_WHAT THE TASK REQUIRES:_ In the entries that follow, how many lines contain the word "汽车进入线圈"? Answer with the number only.

_DATA IN THIS EXERCISE:_
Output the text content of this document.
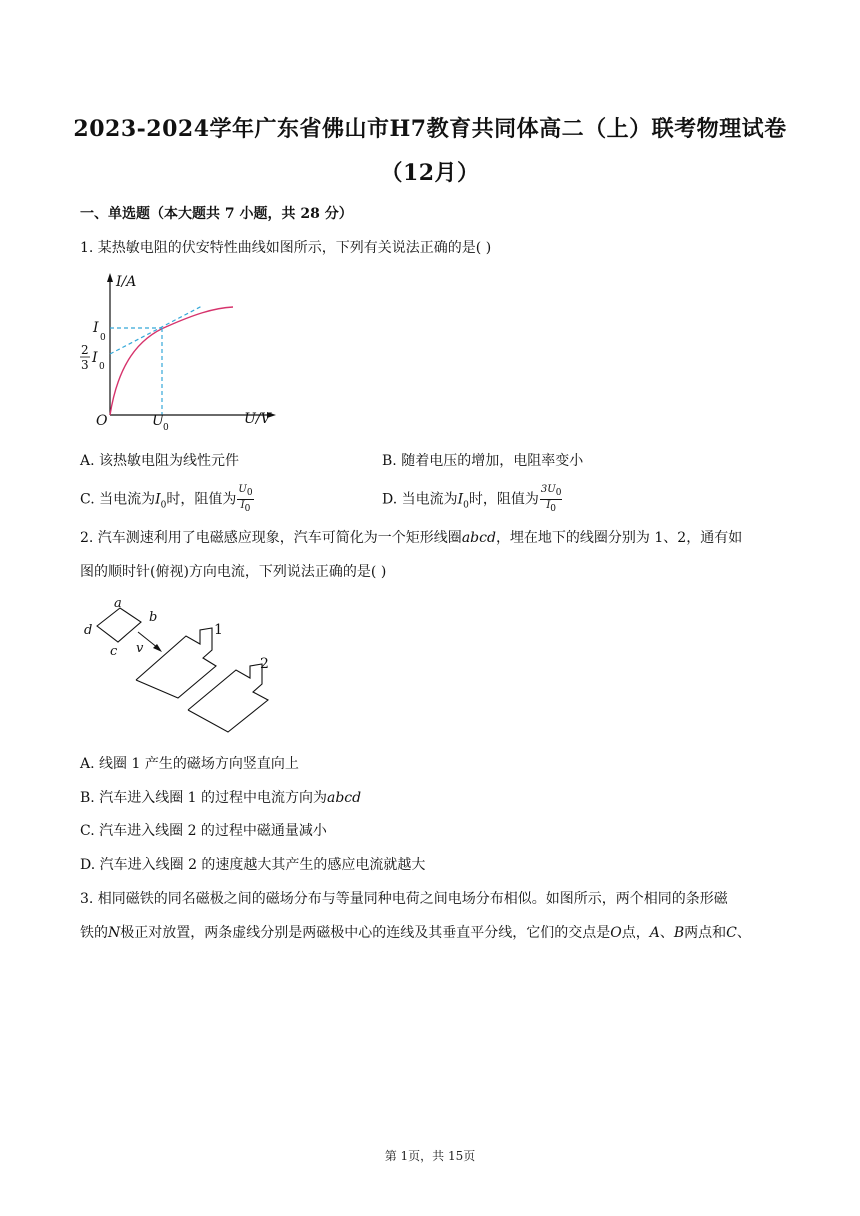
2023-2024学年广东省佛山市H7教育共同体高二（上）联考物理试卷
（12月）
一、单选题（本大题共 7 小题，共 28 分）
1. 某热敏电阻的伏安特性曲线如图所示，下列有关说法正确的是( )
I/A
U/V
O
I
0
2
3 I
0
U 0
A. 该热敏电阻为线性元件	B. 随着电压的增加，电阻率变小
C. 当电流为$I_0$时，阻值为 $\frac{U_0}{I_0}$	D. 当电流为$I_0$时，阻值为 $\frac{3U_0}{I_0}$
2. 汽车测速利用了电磁感应现象，汽车可简化为一个矩形线圈abcd，埋在地下的线圈分别为 1、2，通有如
图的顺时针(俯视)方向电流，下列说法正确的是( )
a
b
c
d
v
1
2
A. 线圈 1 产生的磁场方向竖直向上
B. 汽车进入线圈 1 的过程中电流方向为abcd
C. 汽车进入线圈 2 的过程中磁通量减小
D. 汽车进入线圈 2 的速度越大其产生的感应电流就越大
3. 相同磁铁的同名磁极之间的磁场分布与等量同种电荷之间电场分布相似。如图所示，两个相同的条形磁
铁的N极正对放置，两条虚线分别是两磁极中心的连线及其垂直平分线，它们的交点是O点，A、B两点和C、
第 1页，共 15页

_REPLY:_ 3